▶ [Written task]: An exact reproduction of the records is required, with all images left out.

▶ [Dataset excerpts]:
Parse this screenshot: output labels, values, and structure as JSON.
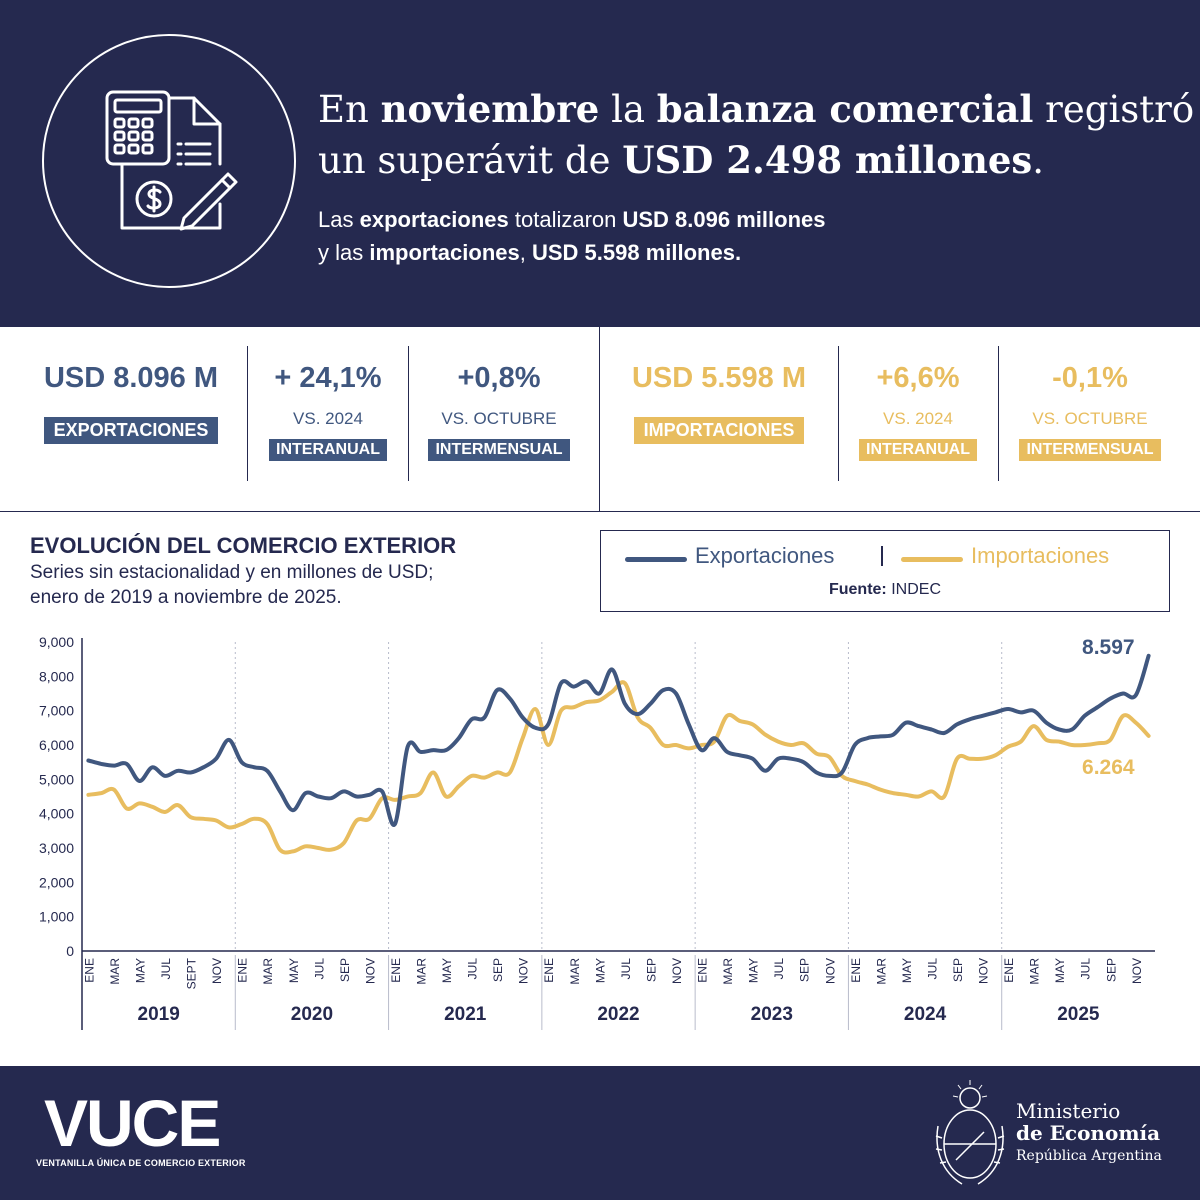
{
  "header": {
    "headline_l1_a": "En ",
    "headline_l1_b": "noviembre",
    "headline_l1_c": " la ",
    "headline_l1_d": "balanza comercial",
    "headline_l1_e": " registró",
    "headline_l2_a": "un superávit de ",
    "headline_l2_b": "USD 2.498 millones",
    "headline_l2_c": ".",
    "sub_l1_a": "Las ",
    "sub_l1_b": "exportaciones",
    "sub_l1_c": " totalizaron ",
    "sub_l1_d": "USD 8.096 millones",
    "sub_l2_a": "y las ",
    "sub_l2_b": "importaciones",
    "sub_l2_c": ", ",
    "sub_l2_d": "USD 5.598 millones."
  },
  "stats": {
    "exports": {
      "value": "USD 8.096 M",
      "label": "EXPORTACIONES",
      "yoy_value": "+ 24,1%",
      "yoy_ref": "VS. 2024",
      "yoy_tag": "INTERANUAL",
      "mom_value": "+0,8%",
      "mom_ref": "VS. OCTUBRE",
      "mom_tag": "INTERMENSUAL"
    },
    "imports": {
      "value": "USD 5.598 M",
      "label": "IMPORTACIONES",
      "yoy_value": "+6,6%",
      "yoy_ref": "VS. 2024",
      "yoy_tag": "INTERANUAL",
      "mom_value": "-0,1%",
      "mom_ref": "VS. OCTUBRE",
      "mom_tag": "INTERMENSUAL"
    }
  },
  "chart_section": {
    "title": "EVOLUCIÓN DEL COMERCIO EXTERIOR",
    "subtitle_l1": "Series sin estacionalidad y en millones de USD;",
    "subtitle_l2": "enero de 2019 a noviembre de 2025.",
    "legend_exports": "Exportaciones",
    "legend_imports": "Importaciones",
    "source_label": "Fuente:",
    "source_value": " INDEC"
  },
  "chart_data": {
    "type": "line",
    "ylim": [
      0,
      9000
    ],
    "yticks": [
      0,
      1000,
      2000,
      3000,
      4000,
      5000,
      6000,
      7000,
      8000,
      9000
    ],
    "ytick_labels": [
      "0",
      "1,000",
      "2,000",
      "3,000",
      "4,000",
      "5,000",
      "6,000",
      "7,000",
      "8,000",
      "9,000"
    ],
    "years": [
      "2019",
      "2020",
      "2021",
      "2022",
      "2023",
      "2024",
      "2025"
    ],
    "month_tick_labels": [
      "ENE",
      "MAR",
      "MAY",
      "JUL",
      "SEPT",
      "NOV",
      "ENE",
      "MAR",
      "MAY",
      "JUL",
      "SEP",
      "NOV",
      "ENE",
      "MAR",
      "MAY",
      "JUL",
      "SEP",
      "NOV",
      "ENE",
      "MAR",
      "MAY",
      "JUL",
      "SEP",
      "NOV",
      "ENE",
      "MAR",
      "MAY",
      "JUL",
      "SEP",
      "NOV",
      "ENE",
      "MAR",
      "MAY",
      "JUL",
      "SEP",
      "NOV",
      "ENE",
      "MAR",
      "MAY",
      "JUL",
      "SEP",
      "NOV"
    ],
    "series": [
      {
        "name": "Exportaciones",
        "color": "#40577f",
        "values": [
          5550,
          5450,
          5400,
          5450,
          4950,
          5350,
          5100,
          5250,
          5200,
          5350,
          5600,
          6150,
          5500,
          5350,
          5250,
          4650,
          4100,
          4600,
          4500,
          4450,
          4650,
          4500,
          4550,
          4650,
          3700,
          5950,
          5800,
          5850,
          5850,
          6200,
          6750,
          6800,
          7600,
          7350,
          6800,
          6500,
          6600,
          7800,
          7700,
          7850,
          7500,
          8200,
          7200,
          6900,
          7200,
          7600,
          7500,
          6600,
          5850,
          6200,
          5800,
          5700,
          5600,
          5250,
          5600,
          5600,
          5500,
          5200,
          5100,
          5200,
          6000,
          6200,
          6250,
          6300,
          6650,
          6550,
          6450,
          6350,
          6600,
          6750,
          6850,
          6950,
          7050,
          6950,
          7000,
          6650,
          6450,
          6450,
          6850,
          7100,
          7350,
          7500,
          7450,
          8597
        ],
        "end_label": "8.597"
      },
      {
        "name": "Importaciones",
        "color": "#e8bd5f",
        "values": [
          4550,
          4600,
          4700,
          4150,
          4300,
          4200,
          4050,
          4250,
          3900,
          3850,
          3800,
          3600,
          3700,
          3850,
          3700,
          2950,
          2900,
          3050,
          3000,
          2950,
          3150,
          3800,
          3850,
          4450,
          4400,
          4500,
          4600,
          5200,
          4500,
          4800,
          5100,
          5050,
          5200,
          5200,
          6200,
          7050,
          6000,
          7000,
          7100,
          7250,
          7300,
          7550,
          7800,
          6800,
          6500,
          6000,
          6000,
          5900,
          6000,
          6100,
          6850,
          6700,
          6600,
          6300,
          6100,
          6000,
          6050,
          5750,
          5650,
          5100,
          4950,
          4850,
          4700,
          4600,
          4550,
          4500,
          4650,
          4500,
          5600,
          5600,
          5600,
          5700,
          5950,
          6100,
          6550,
          6150,
          6100,
          6000,
          6000,
          6050,
          6150,
          6850,
          6650,
          6264
        ],
        "end_label": "6.264"
      }
    ]
  },
  "footer": {
    "vuce_logo": "VUCE",
    "vuce_sub": "VENTANILLA ÚNICA DE COMERCIO EXTERIOR",
    "ministry_l1": "Ministerio",
    "ministry_l2": "de Economía",
    "country": "República Argentina"
  }
}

▶ [Solution below]:
Parse this screenshot: output labels, values, and structure as JSON.
{
  "header": {
    "headline_l1_a": "En ",
    "headline_l1_b": "noviembre",
    "headline_l1_c": " la ",
    "headline_l1_d": "balanza comercial",
    "headline_l1_e": " registró",
    "headline_l2_a": "un superávit de ",
    "headline_l2_b": "USD 2.498 millones",
    "headline_l2_c": ".",
    "sub_l1_a": "Las ",
    "sub_l1_b": "exportaciones",
    "sub_l1_c": " totalizaron ",
    "sub_l1_d": "USD 8.096 millones",
    "sub_l2_a": "y las ",
    "sub_l2_b": "importaciones",
    "sub_l2_c": ", ",
    "sub_l2_d": "USD 5.598 millones."
  },
  "stats": {
    "exports": {
      "value": "USD 8.096 M",
      "label": "EXPORTACIONES",
      "yoy_value": "+ 24,1%",
      "yoy_ref": "VS. 2024",
      "yoy_tag": "INTERANUAL",
      "mom_value": "+0,8%",
      "mom_ref": "VS. OCTUBRE",
      "mom_tag": "INTERMENSUAL"
    },
    "imports": {
      "value": "USD 5.598 M",
      "label": "IMPORTACIONES",
      "yoy_value": "+6,6%",
      "yoy_ref": "VS. 2024",
      "yoy_tag": "INTERANUAL",
      "mom_value": "-0,1%",
      "mom_ref": "VS. OCTUBRE",
      "mom_tag": "INTERMENSUAL"
    }
  },
  "chart_section": {
    "title": "EVOLUCIÓN DEL COMERCIO EXTERIOR",
    "subtitle_l1": "Series sin estacionalidad y en millones de USD;",
    "subtitle_l2": "enero de 2019 a noviembre de 2025.",
    "legend_exports": "Exportaciones",
    "legend_imports": "Importaciones",
    "source_label": "Fuente:",
    "source_value": " INDEC"
  },
  "chart_data": {
    "type": "line",
    "ylim": [
      0,
      9000
    ],
    "yticks": [
      0,
      1000,
      2000,
      3000,
      4000,
      5000,
      6000,
      7000,
      8000,
      9000
    ],
    "ytick_labels": [
      "0",
      "1,000",
      "2,000",
      "3,000",
      "4,000",
      "5,000",
      "6,000",
      "7,000",
      "8,000",
      "9,000"
    ],
    "years": [
      "2019",
      "2020",
      "2021",
      "2022",
      "2023",
      "2024",
      "2025"
    ],
    "month_tick_labels": [
      "ENE",
      "MAR",
      "MAY",
      "JUL",
      "SEPT",
      "NOV",
      "ENE",
      "MAR",
      "MAY",
      "JUL",
      "SEP",
      "NOV",
      "ENE",
      "MAR",
      "MAY",
      "JUL",
      "SEP",
      "NOV",
      "ENE",
      "MAR",
      "MAY",
      "JUL",
      "SEP",
      "NOV",
      "ENE",
      "MAR",
      "MAY",
      "JUL",
      "SEP",
      "NOV",
      "ENE",
      "MAR",
      "MAY",
      "JUL",
      "SEP",
      "NOV",
      "ENE",
      "MAR",
      "MAY",
      "JUL",
      "SEP",
      "NOV"
    ],
    "series": [
      {
        "name": "Exportaciones",
        "color": "#40577f",
        "values": [
          5550,
          5450,
          5400,
          5450,
          4950,
          5350,
          5100,
          5250,
          5200,
          5350,
          5600,
          6150,
          5500,
          5350,
          5250,
          4650,
          4100,
          4600,
          4500,
          4450,
          4650,
          4500,
          4550,
          4650,
          3700,
          5950,
          5800,
          5850,
          5850,
          6200,
          6750,
          6800,
          7600,
          7350,
          6800,
          6500,
          6600,
          7800,
          7700,
          7850,
          7500,
          8200,
          7200,
          6900,
          7200,
          7600,
          7500,
          6600,
          5850,
          6200,
          5800,
          5700,
          5600,
          5250,
          5600,
          5600,
          5500,
          5200,
          5100,
          5200,
          6000,
          6200,
          6250,
          6300,
          6650,
          6550,
          6450,
          6350,
          6600,
          6750,
          6850,
          6950,
          7050,
          6950,
          7000,
          6650,
          6450,
          6450,
          6850,
          7100,
          7350,
          7500,
          7450,
          8597
        ],
        "end_label": "8.597"
      },
      {
        "name": "Importaciones",
        "color": "#e8bd5f",
        "values": [
          4550,
          4600,
          4700,
          4150,
          4300,
          4200,
          4050,
          4250,
          3900,
          3850,
          3800,
          3600,
          3700,
          3850,
          3700,
          2950,
          2900,
          3050,
          3000,
          2950,
          3150,
          3800,
          3850,
          4450,
          4400,
          4500,
          4600,
          5200,
          4500,
          4800,
          5100,
          5050,
          5200,
          5200,
          6200,
          7050,
          6000,
          7000,
          7100,
          7250,
          7300,
          7550,
          7800,
          6800,
          6500,
          6000,
          6000,
          5900,
          6000,
          6100,
          6850,
          6700,
          6600,
          6300,
          6100,
          6000,
          6050,
          5750,
          5650,
          5100,
          4950,
          4850,
          4700,
          4600,
          4550,
          4500,
          4650,
          4500,
          5600,
          5600,
          5600,
          5700,
          5950,
          6100,
          6550,
          6150,
          6100,
          6000,
          6000,
          6050,
          6150,
          6850,
          6650,
          6264
        ],
        "end_label": "6.264"
      }
    ]
  },
  "footer": {
    "vuce_logo": "VUCE",
    "vuce_sub": "VENTANILLA ÚNICA DE COMERCIO EXTERIOR",
    "ministry_l1": "Ministerio",
    "ministry_l2": "de Economía",
    "country": "República Argentina"
  }
}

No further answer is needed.